Document excerpt:
--*--
I think I finally found the depths of what it is to be a less than adequate mother / person this morning. I thought we'd got it pretty sorted last night, packed the bags with the school clothes as cross country starts at 6.45 at the reservoir and they shower and change afterwards. I'd reminded the helper that we had to be in the car by 6.20 with breakfast in hand. That there needed to be extra snacks for the hungry tummies afterwards.
I remembered the kids, the dog, the leash, the blanket and towel for the dog and her water. The school bags, the changing bags. We get to the reservoir. No water for the kids. No towel for my daughter's shower afterwards. How can I get my act together that one child has a towel and the other doesn't?
We compromised. We improvised. My daughter had her school water bottle (son wisely keeps it at school) and my son got the dog's water in an empty bottle that was lying in the car.
My daughter got the towel the dog had been lying on (it was clean that morning, and only slightly smelly). The dog got her walk.
--*--
Written request A:
In the first block of records, convert the lines from the one containing "10, 240, 24]" up to and including the one containing "109, 838, 122]" into a JSON list of strings, one string per line, with blank lines omitted.

Excerpted data:
--*--
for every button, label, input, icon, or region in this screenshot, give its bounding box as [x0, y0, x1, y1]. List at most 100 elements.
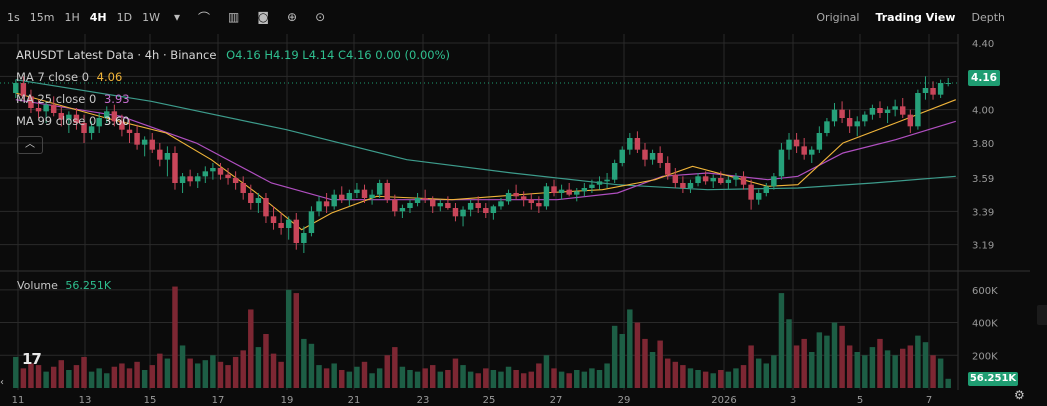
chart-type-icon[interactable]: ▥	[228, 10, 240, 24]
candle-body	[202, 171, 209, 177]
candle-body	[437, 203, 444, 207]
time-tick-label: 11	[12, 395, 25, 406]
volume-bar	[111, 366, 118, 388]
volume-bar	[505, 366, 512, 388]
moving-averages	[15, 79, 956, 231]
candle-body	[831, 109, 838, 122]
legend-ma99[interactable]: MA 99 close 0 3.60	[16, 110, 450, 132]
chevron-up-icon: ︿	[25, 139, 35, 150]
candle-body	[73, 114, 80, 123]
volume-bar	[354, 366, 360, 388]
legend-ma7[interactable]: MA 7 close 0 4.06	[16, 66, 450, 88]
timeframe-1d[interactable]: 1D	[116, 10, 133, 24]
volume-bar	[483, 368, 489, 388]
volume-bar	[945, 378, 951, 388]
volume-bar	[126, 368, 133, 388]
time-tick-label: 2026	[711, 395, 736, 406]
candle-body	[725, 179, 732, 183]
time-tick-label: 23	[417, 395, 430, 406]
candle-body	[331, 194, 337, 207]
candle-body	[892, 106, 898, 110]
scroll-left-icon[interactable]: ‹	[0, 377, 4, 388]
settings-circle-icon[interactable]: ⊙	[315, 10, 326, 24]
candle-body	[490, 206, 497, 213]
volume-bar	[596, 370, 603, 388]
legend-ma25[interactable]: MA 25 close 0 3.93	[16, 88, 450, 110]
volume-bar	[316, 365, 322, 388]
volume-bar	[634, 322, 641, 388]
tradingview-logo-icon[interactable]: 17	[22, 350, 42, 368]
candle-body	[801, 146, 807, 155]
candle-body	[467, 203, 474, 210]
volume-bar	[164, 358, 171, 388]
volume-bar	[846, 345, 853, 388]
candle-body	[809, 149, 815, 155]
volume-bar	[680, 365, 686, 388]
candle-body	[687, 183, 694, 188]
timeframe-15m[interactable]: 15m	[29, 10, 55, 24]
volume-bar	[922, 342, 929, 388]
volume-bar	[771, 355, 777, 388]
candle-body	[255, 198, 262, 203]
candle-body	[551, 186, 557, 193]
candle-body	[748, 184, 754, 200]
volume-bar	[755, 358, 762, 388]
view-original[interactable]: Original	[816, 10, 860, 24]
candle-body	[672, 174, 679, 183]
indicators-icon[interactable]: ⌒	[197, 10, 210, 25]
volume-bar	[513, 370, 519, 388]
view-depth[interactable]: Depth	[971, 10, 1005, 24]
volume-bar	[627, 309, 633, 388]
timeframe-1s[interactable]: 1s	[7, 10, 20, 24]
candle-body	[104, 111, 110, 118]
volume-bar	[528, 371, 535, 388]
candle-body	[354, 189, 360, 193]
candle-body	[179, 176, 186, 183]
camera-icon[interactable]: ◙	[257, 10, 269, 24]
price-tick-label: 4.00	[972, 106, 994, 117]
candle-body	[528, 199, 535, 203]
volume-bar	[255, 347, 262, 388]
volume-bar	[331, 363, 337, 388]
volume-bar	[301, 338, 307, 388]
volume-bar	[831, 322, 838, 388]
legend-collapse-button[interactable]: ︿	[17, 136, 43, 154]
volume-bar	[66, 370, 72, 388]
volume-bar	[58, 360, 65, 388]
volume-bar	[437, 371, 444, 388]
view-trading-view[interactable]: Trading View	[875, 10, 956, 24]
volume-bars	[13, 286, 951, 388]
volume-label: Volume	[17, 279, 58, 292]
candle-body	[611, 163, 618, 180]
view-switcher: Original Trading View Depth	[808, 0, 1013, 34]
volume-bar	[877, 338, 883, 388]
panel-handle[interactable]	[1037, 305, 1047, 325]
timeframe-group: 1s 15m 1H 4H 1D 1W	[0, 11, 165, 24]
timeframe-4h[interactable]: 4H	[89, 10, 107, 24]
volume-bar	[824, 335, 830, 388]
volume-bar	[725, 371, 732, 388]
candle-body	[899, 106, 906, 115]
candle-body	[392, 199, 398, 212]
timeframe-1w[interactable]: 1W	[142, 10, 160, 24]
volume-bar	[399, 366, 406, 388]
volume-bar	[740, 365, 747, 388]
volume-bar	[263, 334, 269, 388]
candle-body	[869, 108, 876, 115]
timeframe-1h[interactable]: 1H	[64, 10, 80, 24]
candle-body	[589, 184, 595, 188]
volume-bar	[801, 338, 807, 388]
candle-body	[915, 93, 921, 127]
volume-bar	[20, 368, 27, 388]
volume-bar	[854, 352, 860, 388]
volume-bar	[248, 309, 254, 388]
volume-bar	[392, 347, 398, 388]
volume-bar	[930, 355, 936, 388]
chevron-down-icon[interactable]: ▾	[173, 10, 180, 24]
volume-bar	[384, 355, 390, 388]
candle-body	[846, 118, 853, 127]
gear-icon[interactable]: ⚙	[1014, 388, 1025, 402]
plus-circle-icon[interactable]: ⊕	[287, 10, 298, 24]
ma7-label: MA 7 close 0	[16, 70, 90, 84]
--*--
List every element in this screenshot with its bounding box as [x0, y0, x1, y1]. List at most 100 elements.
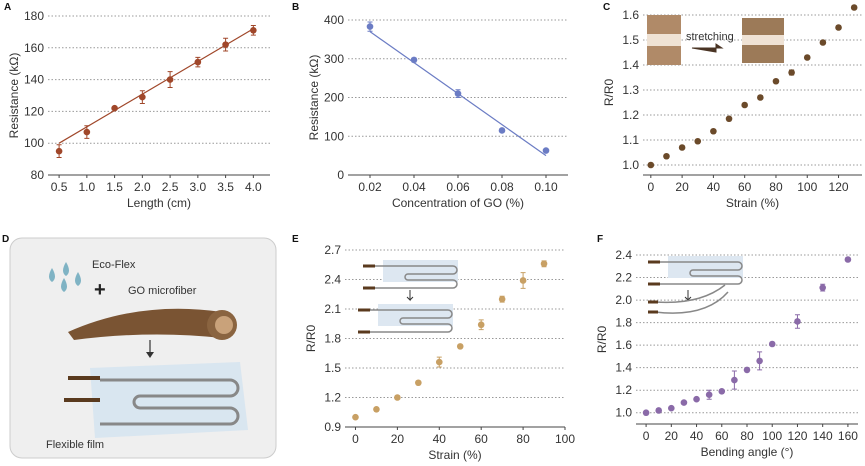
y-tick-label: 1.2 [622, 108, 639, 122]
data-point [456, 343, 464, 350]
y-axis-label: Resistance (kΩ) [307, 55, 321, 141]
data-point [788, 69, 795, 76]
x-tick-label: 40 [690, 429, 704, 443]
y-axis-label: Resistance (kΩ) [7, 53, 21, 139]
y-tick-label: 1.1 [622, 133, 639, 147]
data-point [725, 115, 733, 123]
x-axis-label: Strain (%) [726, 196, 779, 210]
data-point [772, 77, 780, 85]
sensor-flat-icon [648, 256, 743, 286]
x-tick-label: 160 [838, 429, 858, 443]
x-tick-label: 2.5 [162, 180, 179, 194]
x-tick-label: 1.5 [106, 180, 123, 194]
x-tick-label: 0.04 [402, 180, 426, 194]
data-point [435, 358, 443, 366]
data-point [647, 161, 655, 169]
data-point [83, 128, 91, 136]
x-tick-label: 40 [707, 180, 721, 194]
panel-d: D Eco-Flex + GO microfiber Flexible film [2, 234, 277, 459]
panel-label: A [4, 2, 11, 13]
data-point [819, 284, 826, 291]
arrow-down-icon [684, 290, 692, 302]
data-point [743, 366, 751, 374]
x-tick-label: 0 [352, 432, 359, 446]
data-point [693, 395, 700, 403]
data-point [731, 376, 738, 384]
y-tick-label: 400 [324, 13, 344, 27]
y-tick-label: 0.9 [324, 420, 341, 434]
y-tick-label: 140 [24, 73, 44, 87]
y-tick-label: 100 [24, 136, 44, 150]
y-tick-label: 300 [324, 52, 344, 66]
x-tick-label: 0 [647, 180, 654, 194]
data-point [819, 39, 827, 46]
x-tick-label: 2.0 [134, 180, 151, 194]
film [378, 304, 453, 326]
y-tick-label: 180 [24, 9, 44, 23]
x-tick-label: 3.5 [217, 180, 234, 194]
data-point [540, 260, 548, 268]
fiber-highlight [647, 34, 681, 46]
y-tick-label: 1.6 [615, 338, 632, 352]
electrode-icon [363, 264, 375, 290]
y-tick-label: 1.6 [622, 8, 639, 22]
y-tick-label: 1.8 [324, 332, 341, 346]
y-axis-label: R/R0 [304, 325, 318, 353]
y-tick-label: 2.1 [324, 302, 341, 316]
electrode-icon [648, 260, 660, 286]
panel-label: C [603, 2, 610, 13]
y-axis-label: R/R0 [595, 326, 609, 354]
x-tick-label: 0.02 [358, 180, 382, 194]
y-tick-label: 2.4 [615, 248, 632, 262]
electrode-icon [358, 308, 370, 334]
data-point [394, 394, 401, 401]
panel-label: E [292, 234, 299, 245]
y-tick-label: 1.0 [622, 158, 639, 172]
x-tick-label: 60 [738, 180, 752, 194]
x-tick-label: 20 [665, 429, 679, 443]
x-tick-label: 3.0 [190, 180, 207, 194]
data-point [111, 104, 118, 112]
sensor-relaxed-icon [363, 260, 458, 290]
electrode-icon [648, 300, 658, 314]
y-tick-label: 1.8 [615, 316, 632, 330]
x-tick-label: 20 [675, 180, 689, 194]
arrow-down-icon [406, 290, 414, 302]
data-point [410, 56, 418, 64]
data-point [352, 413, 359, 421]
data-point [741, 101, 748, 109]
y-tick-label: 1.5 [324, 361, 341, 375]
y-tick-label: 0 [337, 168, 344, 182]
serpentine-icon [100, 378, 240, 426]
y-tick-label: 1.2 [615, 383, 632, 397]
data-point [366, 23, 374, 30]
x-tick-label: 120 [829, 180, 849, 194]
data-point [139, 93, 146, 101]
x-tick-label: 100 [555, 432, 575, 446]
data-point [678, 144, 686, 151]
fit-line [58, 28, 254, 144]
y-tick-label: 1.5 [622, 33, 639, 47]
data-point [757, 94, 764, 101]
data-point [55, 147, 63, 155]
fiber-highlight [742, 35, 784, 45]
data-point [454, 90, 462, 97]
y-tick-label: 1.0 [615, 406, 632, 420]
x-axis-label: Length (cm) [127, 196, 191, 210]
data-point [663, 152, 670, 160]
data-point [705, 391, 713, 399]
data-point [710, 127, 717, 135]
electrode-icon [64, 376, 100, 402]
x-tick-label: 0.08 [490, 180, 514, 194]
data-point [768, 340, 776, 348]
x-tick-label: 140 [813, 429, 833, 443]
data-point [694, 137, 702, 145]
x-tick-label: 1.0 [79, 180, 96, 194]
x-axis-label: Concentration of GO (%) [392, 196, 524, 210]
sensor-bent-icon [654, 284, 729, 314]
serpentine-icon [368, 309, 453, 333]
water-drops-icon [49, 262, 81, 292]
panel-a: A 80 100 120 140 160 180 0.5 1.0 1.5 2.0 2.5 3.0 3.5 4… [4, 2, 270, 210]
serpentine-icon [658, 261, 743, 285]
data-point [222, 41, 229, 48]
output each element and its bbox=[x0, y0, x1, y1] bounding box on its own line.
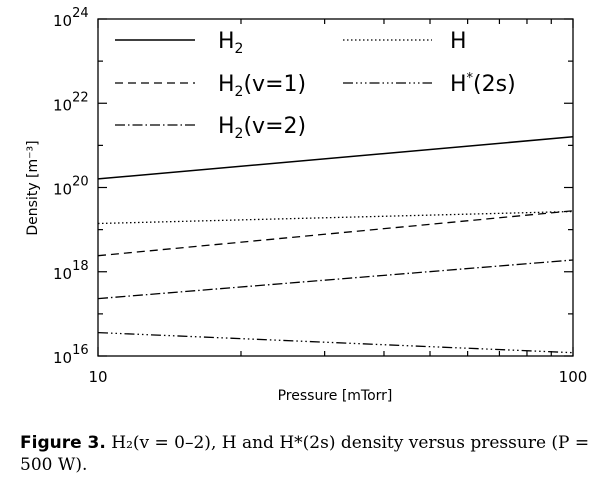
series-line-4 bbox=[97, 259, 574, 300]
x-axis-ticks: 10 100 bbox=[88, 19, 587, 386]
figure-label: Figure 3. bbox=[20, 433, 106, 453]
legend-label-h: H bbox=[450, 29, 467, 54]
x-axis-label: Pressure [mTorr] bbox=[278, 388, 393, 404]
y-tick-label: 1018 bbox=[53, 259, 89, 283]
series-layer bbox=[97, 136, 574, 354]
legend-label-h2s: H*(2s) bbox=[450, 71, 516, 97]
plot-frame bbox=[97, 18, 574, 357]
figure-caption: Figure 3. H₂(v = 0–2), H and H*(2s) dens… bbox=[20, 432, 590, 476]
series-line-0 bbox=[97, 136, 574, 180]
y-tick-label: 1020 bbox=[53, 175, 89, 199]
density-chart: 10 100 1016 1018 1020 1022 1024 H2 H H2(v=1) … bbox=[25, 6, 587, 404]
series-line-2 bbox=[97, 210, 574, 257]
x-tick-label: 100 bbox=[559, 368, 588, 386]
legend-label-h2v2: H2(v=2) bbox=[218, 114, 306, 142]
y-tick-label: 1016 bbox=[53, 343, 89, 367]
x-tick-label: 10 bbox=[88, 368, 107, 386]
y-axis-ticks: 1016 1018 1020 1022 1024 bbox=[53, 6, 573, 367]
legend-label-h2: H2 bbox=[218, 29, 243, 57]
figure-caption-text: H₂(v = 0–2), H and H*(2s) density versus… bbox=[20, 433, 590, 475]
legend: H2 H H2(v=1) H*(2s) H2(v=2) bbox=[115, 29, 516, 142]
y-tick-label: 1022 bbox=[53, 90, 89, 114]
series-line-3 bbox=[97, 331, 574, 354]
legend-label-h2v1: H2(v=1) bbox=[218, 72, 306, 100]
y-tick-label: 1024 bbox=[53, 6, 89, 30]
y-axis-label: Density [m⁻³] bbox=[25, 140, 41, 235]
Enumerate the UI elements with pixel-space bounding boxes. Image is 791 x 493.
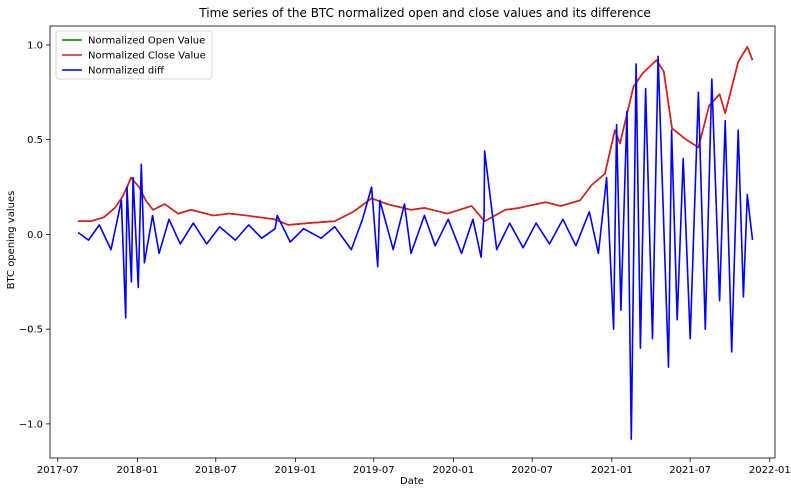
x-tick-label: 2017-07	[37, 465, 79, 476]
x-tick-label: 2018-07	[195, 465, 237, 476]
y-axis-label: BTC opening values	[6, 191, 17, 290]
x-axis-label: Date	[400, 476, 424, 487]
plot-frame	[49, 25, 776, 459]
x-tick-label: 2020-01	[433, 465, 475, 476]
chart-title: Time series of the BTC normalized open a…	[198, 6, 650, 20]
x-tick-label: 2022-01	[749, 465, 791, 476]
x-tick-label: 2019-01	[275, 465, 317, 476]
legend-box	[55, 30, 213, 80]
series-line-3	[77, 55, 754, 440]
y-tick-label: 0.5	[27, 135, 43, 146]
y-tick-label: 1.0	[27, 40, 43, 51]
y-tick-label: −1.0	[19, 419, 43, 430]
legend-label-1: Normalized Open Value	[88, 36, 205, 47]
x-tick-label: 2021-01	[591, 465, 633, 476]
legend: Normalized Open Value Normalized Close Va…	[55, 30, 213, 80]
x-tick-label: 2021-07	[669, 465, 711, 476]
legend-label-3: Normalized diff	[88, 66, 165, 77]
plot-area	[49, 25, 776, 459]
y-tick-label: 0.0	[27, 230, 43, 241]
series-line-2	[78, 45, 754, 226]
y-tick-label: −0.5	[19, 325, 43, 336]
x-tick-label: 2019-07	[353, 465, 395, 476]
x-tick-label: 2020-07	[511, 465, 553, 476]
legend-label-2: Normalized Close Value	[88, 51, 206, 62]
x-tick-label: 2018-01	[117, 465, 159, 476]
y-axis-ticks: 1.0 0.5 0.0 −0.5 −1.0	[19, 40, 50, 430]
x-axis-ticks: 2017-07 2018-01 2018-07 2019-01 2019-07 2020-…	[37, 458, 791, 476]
--*--
Written request B:
Continue the account of the early-morning cross-country trip to the reservoir from the point where it stops.

Right answer A:
[
  "chart-type-icon[interactable]: ▥\t[228, 10, 240, 24]",
  "candle-body\t[202, 171, 209, 177]",
  "candle-body\t[437, 203, 444, 207]",
  "time-tick-label: 11\t[12, 395, 25, 406]",
  "volume-bar\t[111, 366, 118, 388]",
  "volume-bar\t[505, 366, 512, 388]",
  "moving-averages\t[15, 79, 956, 231]",
  "candle-body\t[831, 109, 838, 122]"
]

Right answer B:
I got the information on the drive to the reservoir that the children thought that the helper should go, as "this would NEVER, have happened with M (our old helper) as she would have helped to remind us all", "yes mum, she always is better at thinking than you are" and that when I'd left them with her when we went to the meet the teacher evening, she'd not given them a story as requested, my daughter had had to read the story as she couldn't read. Ahaaaa. That would explain many many many many things that have gone wrong by omission or commission. According to the little wise ones she hadn't gone to school. But she did have a college degree. I explained to them that it was fairly rare that someone who hadn't gone to school and couldn't read an 8 year old reading book would be able to go to college.
Now I need to wait for the boss to get back from his silent retreat on Monday where he's uncontactable as he'll have to do the firing and the new hiring as it's all in his name as I'm a non-entity here. My dictionary doesn't recognize uncontactable. How funny. Must be a 21st century dictionary. I hope to heavens that the worst that overcomes us in the next week is more missing water bottles and frazzled incompetent mum.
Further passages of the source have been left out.